Start INPUT FOR THIS TASK

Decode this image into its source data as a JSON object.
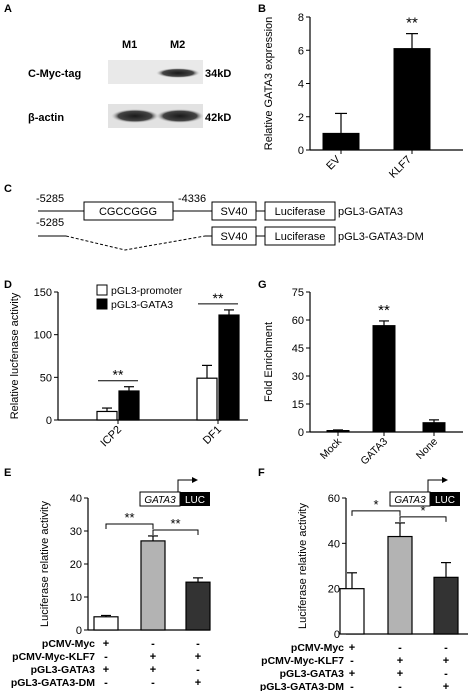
{
  "panels": {
    "A": {
      "letter": "A",
      "lanes": [
        "M1",
        "M2"
      ],
      "rows": [
        {
          "label": "C-Myc-tag",
          "size": "34kD"
        },
        {
          "label": "β-actin",
          "size": "42kD"
        }
      ]
    },
    "C": {
      "letter": "C",
      "row1": {
        "start": "-5285",
        "box": "CGCCGGG",
        "end": "-4336",
        "sv40": "SV40",
        "luc": "Luciferase",
        "name": "pGL3-GATA3"
      },
      "row2": {
        "start": "-5285",
        "sv40": "SV40",
        "luc": "Luciferase",
        "name": "pGL3-GATA3-DM"
      }
    },
    "E": {
      "letter": "E",
      "construct_gene": "GATA3",
      "construct_luc": "LUC",
      "table": [
        {
          "label": "pCMV-Myc",
          "marks": [
            "+",
            "-",
            "-"
          ]
        },
        {
          "label": "pCMV-Myc-KLF7",
          "marks": [
            "-",
            "+",
            "+"
          ]
        },
        {
          "label": "pGL3-GATA3",
          "marks": [
            "+",
            "+",
            "-"
          ]
        },
        {
          "label": "pGL3-GATA3-DM",
          "marks": [
            "-",
            "-",
            "+"
          ]
        }
      ]
    },
    "F": {
      "letter": "F",
      "construct_gene": "GATA3",
      "construct_luc": "LUC",
      "table": [
        {
          "label": "pCMV-Myc",
          "marks": [
            "+",
            "-",
            "-"
          ]
        },
        {
          "label": "pCMV-Myc-KLF7",
          "marks": [
            "-",
            "+",
            "+"
          ]
        },
        {
          "label": "pGL3-GATA3",
          "marks": [
            "+",
            "+",
            "-"
          ]
        },
        {
          "label": "pGL3-GATA3-DM",
          "marks": [
            "-",
            "-",
            "+"
          ]
        }
      ]
    }
  },
  "chart_data": [
    {
      "id": "B",
      "letter": "B",
      "type": "bar",
      "ylabel": "Relative GATA3 expression",
      "ylim": [
        0,
        8
      ],
      "yticks": [
        0,
        2,
        4,
        6,
        8
      ],
      "categories": [
        "EV",
        "KLF7"
      ],
      "values": [
        1.0,
        6.1
      ],
      "errors": [
        1.2,
        0.9
      ],
      "colors": [
        "#000000",
        "#000000"
      ],
      "significance": [
        {
          "bar": 1,
          "text": "**"
        }
      ]
    },
    {
      "id": "D",
      "letter": "D",
      "type": "bar",
      "ylabel": "Relative lucfenase activity",
      "ylim": [
        0,
        150
      ],
      "yticks": [
        0,
        50,
        100,
        150
      ],
      "categories": [
        "ICP2",
        "DF1"
      ],
      "series": [
        {
          "name": "pGL3-promoter",
          "values": [
            10,
            49
          ],
          "errors": [
            4,
            15
          ],
          "color": "#ffffff"
        },
        {
          "name": "pGL3-GATA3",
          "values": [
            34,
            123
          ],
          "errors": [
            5,
            6
          ],
          "color": "#000000"
        }
      ],
      "significance": [
        {
          "group": 0,
          "text": "**"
        },
        {
          "group": 1,
          "text": "**"
        }
      ]
    },
    {
      "id": "G",
      "letter": "G",
      "type": "bar",
      "ylabel": "Fold Enrichment",
      "ylim": [
        0,
        75
      ],
      "yticks": [
        0,
        15,
        30,
        45,
        60,
        75
      ],
      "categories": [
        "Mock",
        "GATA3",
        "None"
      ],
      "values": [
        0.8,
        57,
        5
      ],
      "errors": [
        0.3,
        2.5,
        1.5
      ],
      "colors": [
        "#000000",
        "#000000",
        "#000000"
      ],
      "significance": [
        {
          "bar": 1,
          "text": "**"
        }
      ]
    },
    {
      "id": "E",
      "letter": "E",
      "type": "bar",
      "ylabel": "Luciferase relative activity",
      "ylim": [
        0,
        40
      ],
      "yticks": [
        0,
        10,
        20,
        30,
        40
      ],
      "categories": [
        "",
        "",
        ""
      ],
      "values": [
        4,
        27,
        14.5
      ],
      "errors": [
        0.4,
        1.5,
        1.3
      ],
      "colors": [
        "#ffffff",
        "#b3b3b3",
        "#333333"
      ],
      "significance": [
        {
          "from": 0,
          "to": 1,
          "text": "**"
        },
        {
          "from": 1,
          "to": 2,
          "text": "**"
        }
      ]
    },
    {
      "id": "F",
      "letter": "F",
      "type": "bar",
      "ylabel": "Luciferase relative activity",
      "ylim": [
        0,
        60
      ],
      "yticks": [
        0,
        20,
        40,
        60
      ],
      "categories": [
        "",
        "",
        ""
      ],
      "values": [
        20,
        43,
        25
      ],
      "errors": [
        7,
        6,
        6.5
      ],
      "colors": [
        "#ffffff",
        "#b3b3b3",
        "#333333"
      ],
      "significance": [
        {
          "from": 0,
          "to": 1,
          "text": "*"
        },
        {
          "from": 1,
          "to": 2,
          "text": "*"
        }
      ]
    }
  ]
}
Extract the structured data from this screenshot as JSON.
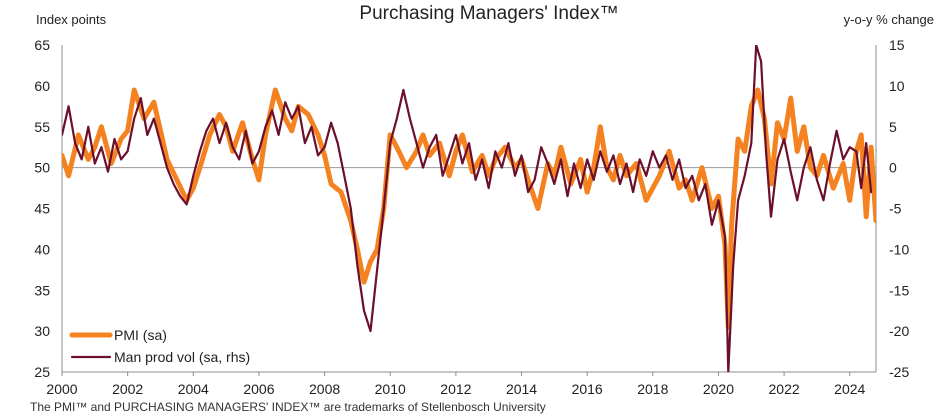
{
  "chart_data": {
    "type": "line",
    "title": "Purchasing Managers' Index™",
    "ylabel_left": "Index points",
    "ylabel_right": "y-o-y % change",
    "ylim_left": [
      25,
      65
    ],
    "ylim_right": [
      -25,
      15
    ],
    "yticks_left": [
      "65",
      "60",
      "55",
      "50",
      "45",
      "40",
      "35",
      "30",
      "25"
    ],
    "yticks_right": [
      "15",
      "10",
      "5",
      "0",
      "-5",
      "-10",
      "-15",
      "-20",
      "-25"
    ],
    "xlim": [
      2000,
      2024.8
    ],
    "xticks": [
      "2000",
      "2002",
      "2004",
      "2006",
      "2008",
      "2010",
      "2012",
      "2014",
      "2016",
      "2018",
      "2020",
      "2022",
      "2024"
    ],
    "reference_line": 50,
    "legend_position": "bottom-left",
    "series": [
      {
        "name": "PMI (sa)",
        "axis": "left",
        "color": "#F58220",
        "points": [
          [
            2000.0,
            51.5
          ],
          [
            2000.2,
            49.0
          ],
          [
            2000.5,
            54.0
          ],
          [
            2000.8,
            51.0
          ],
          [
            2001.0,
            52.5
          ],
          [
            2001.2,
            55.0
          ],
          [
            2001.5,
            50.5
          ],
          [
            2001.8,
            53.5
          ],
          [
            2002.0,
            54.5
          ],
          [
            2002.2,
            59.5
          ],
          [
            2002.5,
            56.0
          ],
          [
            2002.8,
            58.0
          ],
          [
            2003.0,
            54.5
          ],
          [
            2003.2,
            51.0
          ],
          [
            2003.5,
            48.5
          ],
          [
            2003.8,
            46.0
          ],
          [
            2004.0,
            47.5
          ],
          [
            2004.2,
            50.0
          ],
          [
            2004.5,
            54.0
          ],
          [
            2004.8,
            56.5
          ],
          [
            2005.0,
            55.0
          ],
          [
            2005.2,
            52.0
          ],
          [
            2005.5,
            55.5
          ],
          [
            2005.8,
            51.0
          ],
          [
            2006.0,
            48.5
          ],
          [
            2006.2,
            54.0
          ],
          [
            2006.5,
            59.5
          ],
          [
            2006.8,
            56.0
          ],
          [
            2007.0,
            54.5
          ],
          [
            2007.2,
            57.5
          ],
          [
            2007.5,
            56.5
          ],
          [
            2007.8,
            54.0
          ],
          [
            2008.0,
            51.5
          ],
          [
            2008.2,
            48.0
          ],
          [
            2008.5,
            47.0
          ],
          [
            2008.8,
            43.5
          ],
          [
            2009.0,
            40.0
          ],
          [
            2009.2,
            36.0
          ],
          [
            2009.4,
            38.5
          ],
          [
            2009.6,
            40.0
          ],
          [
            2009.8,
            45.0
          ],
          [
            2010.0,
            54.0
          ],
          [
            2010.2,
            52.5
          ],
          [
            2010.5,
            50.0
          ],
          [
            2010.8,
            52.0
          ],
          [
            2011.0,
            54.0
          ],
          [
            2011.2,
            51.5
          ],
          [
            2011.5,
            53.0
          ],
          [
            2011.8,
            49.0
          ],
          [
            2012.0,
            52.0
          ],
          [
            2012.2,
            54.0
          ],
          [
            2012.5,
            49.5
          ],
          [
            2012.8,
            51.5
          ],
          [
            2013.0,
            49.0
          ],
          [
            2013.2,
            51.0
          ],
          [
            2013.5,
            52.5
          ],
          [
            2013.8,
            50.0
          ],
          [
            2014.0,
            51.0
          ],
          [
            2014.2,
            48.5
          ],
          [
            2014.5,
            45.0
          ],
          [
            2014.8,
            50.5
          ],
          [
            2015.0,
            49.0
          ],
          [
            2015.2,
            52.5
          ],
          [
            2015.5,
            48.0
          ],
          [
            2015.8,
            51.0
          ],
          [
            2016.0,
            47.0
          ],
          [
            2016.2,
            50.0
          ],
          [
            2016.4,
            55.0
          ],
          [
            2016.6,
            50.0
          ],
          [
            2016.8,
            48.5
          ],
          [
            2017.0,
            51.5
          ],
          [
            2017.2,
            49.0
          ],
          [
            2017.5,
            50.5
          ],
          [
            2017.8,
            46.0
          ],
          [
            2018.0,
            47.5
          ],
          [
            2018.2,
            49.0
          ],
          [
            2018.5,
            52.0
          ],
          [
            2018.8,
            47.5
          ],
          [
            2019.0,
            48.5
          ],
          [
            2019.2,
            46.0
          ],
          [
            2019.5,
            50.0
          ],
          [
            2019.8,
            45.0
          ],
          [
            2020.0,
            46.5
          ],
          [
            2020.2,
            40.5
          ],
          [
            2020.3,
            30.5
          ],
          [
            2020.4,
            43.0
          ],
          [
            2020.6,
            53.5
          ],
          [
            2020.8,
            52.0
          ],
          [
            2021.0,
            57.5
          ],
          [
            2021.2,
            59.5
          ],
          [
            2021.4,
            56.0
          ],
          [
            2021.6,
            48.0
          ],
          [
            2021.8,
            55.5
          ],
          [
            2022.0,
            53.5
          ],
          [
            2022.2,
            58.5
          ],
          [
            2022.4,
            52.0
          ],
          [
            2022.6,
            55.0
          ],
          [
            2022.8,
            50.0
          ],
          [
            2023.0,
            49.0
          ],
          [
            2023.2,
            51.5
          ],
          [
            2023.5,
            47.5
          ],
          [
            2023.8,
            50.5
          ],
          [
            2024.0,
            46.0
          ],
          [
            2024.2,
            52.0
          ],
          [
            2024.35,
            54.0
          ],
          [
            2024.5,
            44.0
          ],
          [
            2024.65,
            52.5
          ],
          [
            2024.8,
            43.5
          ]
        ]
      },
      {
        "name": "Man prod vol (sa, rhs)",
        "axis": "right",
        "color": "#6B0F2A",
        "points": [
          [
            2000.0,
            4.0
          ],
          [
            2000.2,
            7.5
          ],
          [
            2000.4,
            3.0
          ],
          [
            2000.6,
            1.0
          ],
          [
            2000.8,
            5.0
          ],
          [
            2001.0,
            0.5
          ],
          [
            2001.2,
            2.5
          ],
          [
            2001.4,
            -0.5
          ],
          [
            2001.6,
            3.5
          ],
          [
            2001.8,
            1.0
          ],
          [
            2002.0,
            2.0
          ],
          [
            2002.2,
            6.0
          ],
          [
            2002.4,
            8.5
          ],
          [
            2002.6,
            4.0
          ],
          [
            2002.8,
            6.0
          ],
          [
            2003.0,
            3.0
          ],
          [
            2003.2,
            0.0
          ],
          [
            2003.4,
            -2.0
          ],
          [
            2003.6,
            -3.5
          ],
          [
            2003.8,
            -4.5
          ],
          [
            2004.0,
            -1.0
          ],
          [
            2004.2,
            2.0
          ],
          [
            2004.4,
            4.5
          ],
          [
            2004.6,
            6.0
          ],
          [
            2004.8,
            3.0
          ],
          [
            2005.0,
            5.5
          ],
          [
            2005.2,
            2.5
          ],
          [
            2005.4,
            1.0
          ],
          [
            2005.6,
            4.5
          ],
          [
            2005.8,
            0.5
          ],
          [
            2006.0,
            2.0
          ],
          [
            2006.2,
            5.0
          ],
          [
            2006.4,
            7.0
          ],
          [
            2006.6,
            4.0
          ],
          [
            2006.8,
            8.0
          ],
          [
            2007.0,
            6.0
          ],
          [
            2007.2,
            7.5
          ],
          [
            2007.4,
            3.0
          ],
          [
            2007.6,
            5.0
          ],
          [
            2007.8,
            1.5
          ],
          [
            2008.0,
            2.5
          ],
          [
            2008.2,
            5.5
          ],
          [
            2008.4,
            3.0
          ],
          [
            2008.6,
            -1.0
          ],
          [
            2008.8,
            -5.0
          ],
          [
            2009.0,
            -12.0
          ],
          [
            2009.2,
            -17.5
          ],
          [
            2009.4,
            -20.0
          ],
          [
            2009.6,
            -12.5
          ],
          [
            2009.8,
            -5.0
          ],
          [
            2010.0,
            3.0
          ],
          [
            2010.2,
            6.0
          ],
          [
            2010.4,
            9.5
          ],
          [
            2010.6,
            6.0
          ],
          [
            2010.8,
            3.0
          ],
          [
            2011.0,
            0.0
          ],
          [
            2011.2,
            2.5
          ],
          [
            2011.4,
            4.0
          ],
          [
            2011.6,
            -1.0
          ],
          [
            2011.8,
            1.5
          ],
          [
            2012.0,
            4.0
          ],
          [
            2012.2,
            0.5
          ],
          [
            2012.4,
            3.0
          ],
          [
            2012.6,
            -1.5
          ],
          [
            2012.8,
            1.0
          ],
          [
            2013.0,
            -2.5
          ],
          [
            2013.2,
            2.0
          ],
          [
            2013.4,
            0.0
          ],
          [
            2013.6,
            3.0
          ],
          [
            2013.8,
            -1.0
          ],
          [
            2014.0,
            1.5
          ],
          [
            2014.2,
            -3.0
          ],
          [
            2014.4,
            -1.5
          ],
          [
            2014.6,
            2.5
          ],
          [
            2014.8,
            0.5
          ],
          [
            2015.0,
            -2.0
          ],
          [
            2015.2,
            1.0
          ],
          [
            2015.4,
            -3.5
          ],
          [
            2015.6,
            0.5
          ],
          [
            2015.8,
            -2.5
          ],
          [
            2016.0,
            1.0
          ],
          [
            2016.2,
            -1.5
          ],
          [
            2016.4,
            2.0
          ],
          [
            2016.6,
            -0.5
          ],
          [
            2016.8,
            1.5
          ],
          [
            2017.0,
            -2.0
          ],
          [
            2017.2,
            0.5
          ],
          [
            2017.4,
            -3.0
          ],
          [
            2017.6,
            1.0
          ],
          [
            2017.8,
            -1.0
          ],
          [
            2018.0,
            2.0
          ],
          [
            2018.2,
            0.0
          ],
          [
            2018.4,
            1.5
          ],
          [
            2018.6,
            -1.5
          ],
          [
            2018.8,
            1.0
          ],
          [
            2019.0,
            -2.5
          ],
          [
            2019.2,
            -1.0
          ],
          [
            2019.4,
            -4.0
          ],
          [
            2019.6,
            -2.0
          ],
          [
            2019.8,
            -7.0
          ],
          [
            2020.0,
            -4.0
          ],
          [
            2020.2,
            -8.5
          ],
          [
            2020.3,
            -25.0
          ],
          [
            2020.45,
            -12.0
          ],
          [
            2020.6,
            -4.0
          ],
          [
            2020.8,
            -1.0
          ],
          [
            2021.0,
            3.0
          ],
          [
            2021.15,
            15.0
          ],
          [
            2021.3,
            13.0
          ],
          [
            2021.45,
            2.0
          ],
          [
            2021.6,
            -6.0
          ],
          [
            2021.8,
            1.0
          ],
          [
            2022.0,
            3.5
          ],
          [
            2022.2,
            -0.5
          ],
          [
            2022.4,
            -4.0
          ],
          [
            2022.6,
            0.0
          ],
          [
            2022.8,
            2.5
          ],
          [
            2023.0,
            -1.5
          ],
          [
            2023.2,
            -4.0
          ],
          [
            2023.4,
            0.5
          ],
          [
            2023.6,
            4.5
          ],
          [
            2023.8,
            1.0
          ],
          [
            2024.0,
            2.5
          ],
          [
            2024.2,
            2.0
          ],
          [
            2024.35,
            -2.5
          ],
          [
            2024.5,
            3.0
          ],
          [
            2024.65,
            -3.0
          ]
        ]
      }
    ],
    "footnote": "The PMI™ and PURCHASING MANAGERS' INDEX™ are trademarks of Stellenbosch University"
  }
}
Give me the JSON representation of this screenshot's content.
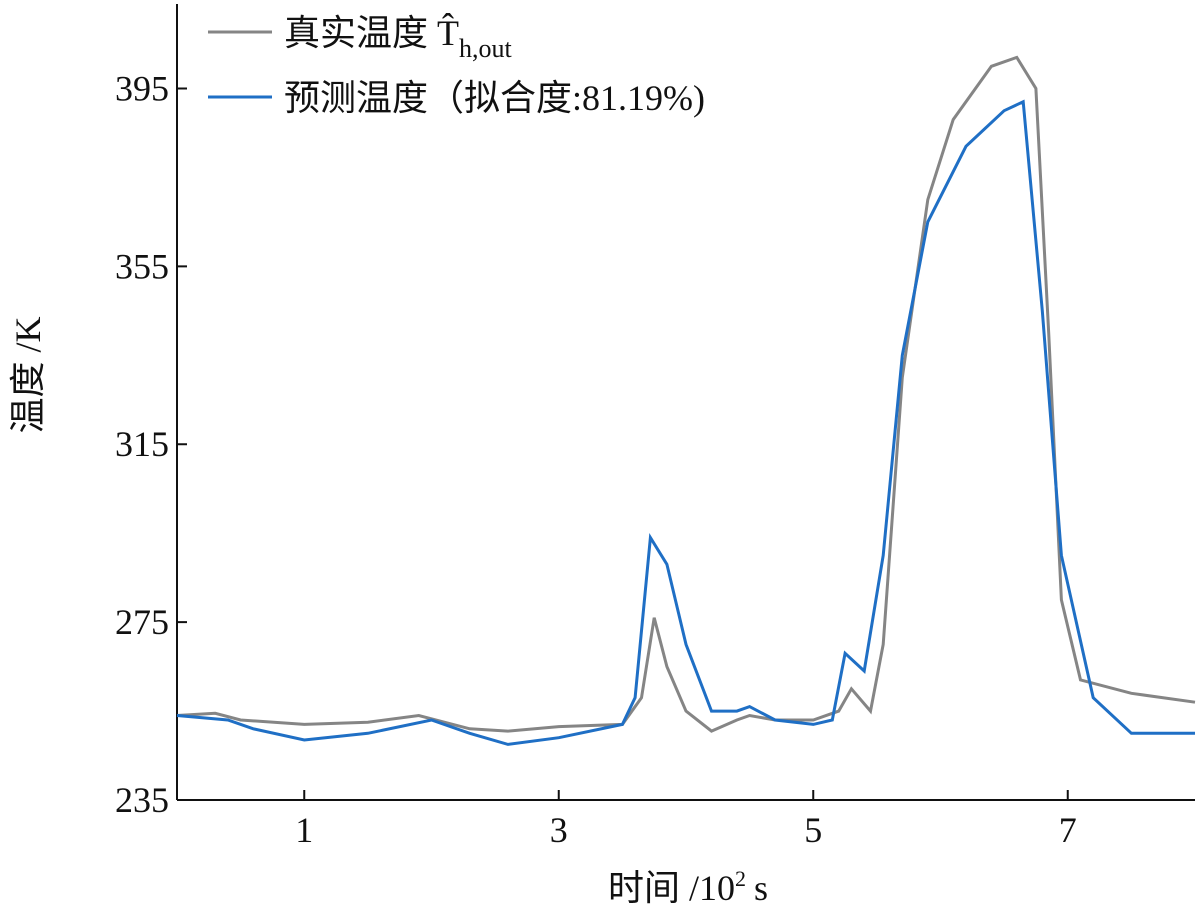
{
  "chart_data": {
    "type": "line",
    "xlabel": {
      "text": "时间 /10",
      "sup": "2",
      "unit": "s"
    },
    "ylabel": "温度 /K",
    "xlim": [
      0,
      8
    ],
    "xticks": [
      1,
      3,
      5,
      7
    ],
    "ylim": [
      235,
      414
    ],
    "yticks": [
      235,
      275,
      315,
      355,
      395
    ],
    "legend": "upper left",
    "series": [
      {
        "name": "真实温度 T̂",
        "name_sub": "h,out",
        "color": "#858585",
        "x": [
          0,
          0.3,
          0.5,
          1.0,
          1.5,
          1.9,
          2.3,
          2.6,
          3.0,
          3.5,
          3.65,
          3.75,
          3.85,
          4.0,
          4.2,
          4.4,
          4.5,
          4.7,
          5.0,
          5.2,
          5.3,
          5.45,
          5.55,
          5.7,
          5.9,
          6.1,
          6.4,
          6.6,
          6.75,
          6.85,
          6.95,
          7.1,
          7.5,
          8.0
        ],
        "values": [
          254,
          254.5,
          253,
          252,
          252.5,
          254,
          251,
          250.5,
          251.5,
          252,
          258,
          276,
          265,
          255,
          250.5,
          253,
          254,
          253,
          253,
          255,
          260,
          255,
          270,
          330,
          370,
          388,
          400,
          402,
          395,
          340,
          280,
          262,
          259,
          257
        ]
      },
      {
        "name": "预测温度（拟合度:81.19%)",
        "color": "#1f6fc5",
        "x": [
          0,
          0.4,
          0.6,
          1.0,
          1.5,
          2.0,
          2.3,
          2.6,
          3.0,
          3.5,
          3.6,
          3.72,
          3.85,
          4.0,
          4.2,
          4.4,
          4.5,
          4.7,
          5.0,
          5.15,
          5.25,
          5.4,
          5.55,
          5.7,
          5.9,
          6.2,
          6.5,
          6.65,
          6.8,
          6.95,
          7.2,
          7.5,
          8.0
        ],
        "values": [
          254,
          253,
          251,
          248.5,
          250,
          253,
          250,
          247.5,
          249,
          252,
          258,
          294,
          288,
          270,
          255,
          255,
          256,
          253,
          252,
          253,
          268,
          264,
          290,
          335,
          365,
          382,
          390,
          392,
          345,
          290,
          258,
          250,
          250
        ]
      }
    ]
  }
}
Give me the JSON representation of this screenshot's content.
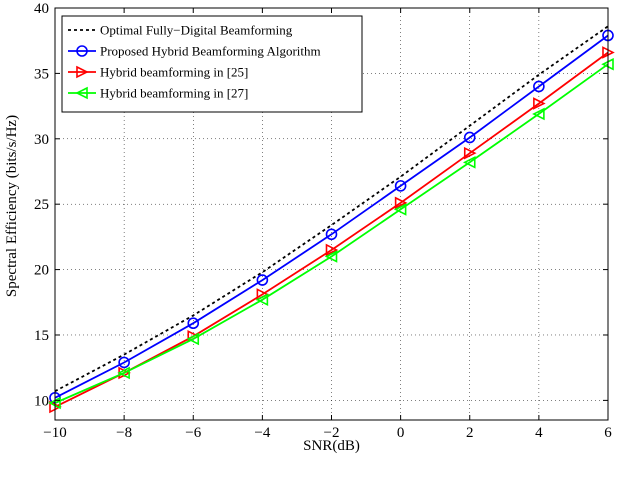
{
  "chart_data": {
    "type": "line",
    "title": "",
    "xlabel": "SNR(dB)",
    "ylabel": "Spectral Efficiency (bits/s/Hz)",
    "xlim": [
      -10,
      6
    ],
    "ylim": [
      8.5,
      40
    ],
    "x": [
      -10,
      -8,
      -6,
      -4,
      -2,
      0,
      2,
      4,
      6
    ],
    "xticks": [
      -10,
      -8,
      -6,
      -4,
      -2,
      0,
      2,
      4,
      6
    ],
    "yticks": [
      10,
      15,
      20,
      25,
      30,
      35,
      40
    ],
    "xtick_labels": [
      "−10",
      "−8",
      "−6",
      "−4",
      "−2",
      "0",
      "2",
      "4",
      "6"
    ],
    "ytick_labels": [
      "10",
      "15",
      "20",
      "25",
      "30",
      "35",
      "40"
    ],
    "grid": true,
    "legend_position": "top-left",
    "series": [
      {
        "name": "Optimal Fully−Digital Beamforming",
        "values": [
          10.7,
          13.5,
          16.5,
          19.8,
          23.4,
          27.1,
          31.0,
          34.9,
          38.6
        ],
        "color": "#000000",
        "dash": "dotted",
        "marker": "none"
      },
      {
        "name": "Proposed Hybrid Beamforming Algorithm",
        "values": [
          10.2,
          12.9,
          15.9,
          19.2,
          22.7,
          26.4,
          30.1,
          34.0,
          37.9
        ],
        "color": "#0000ff",
        "dash": "solid",
        "marker": "circle"
      },
      {
        "name": "Hybrid beamforming in [25]",
        "values": [
          9.5,
          12.1,
          14.9,
          18.1,
          21.5,
          25.1,
          28.9,
          32.7,
          36.6
        ],
        "color": "#ff0000",
        "dash": "solid",
        "marker": "triangle-right"
      },
      {
        "name": "Hybrid beamforming in [27]",
        "values": [
          9.8,
          12.1,
          14.7,
          17.7,
          21.0,
          24.6,
          28.2,
          31.9,
          35.7
        ],
        "color": "#00ff00",
        "dash": "solid",
        "marker": "triangle-left"
      }
    ]
  }
}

End INPUT FOR THIS TASK

TASK DESCRIPTION:
Return each line with "marker".

PROBLEM SOLUTION:
        "marker": "none"
        "marker": "circle"
        "marker": "triangle-right"
        "marker": "triangle-left"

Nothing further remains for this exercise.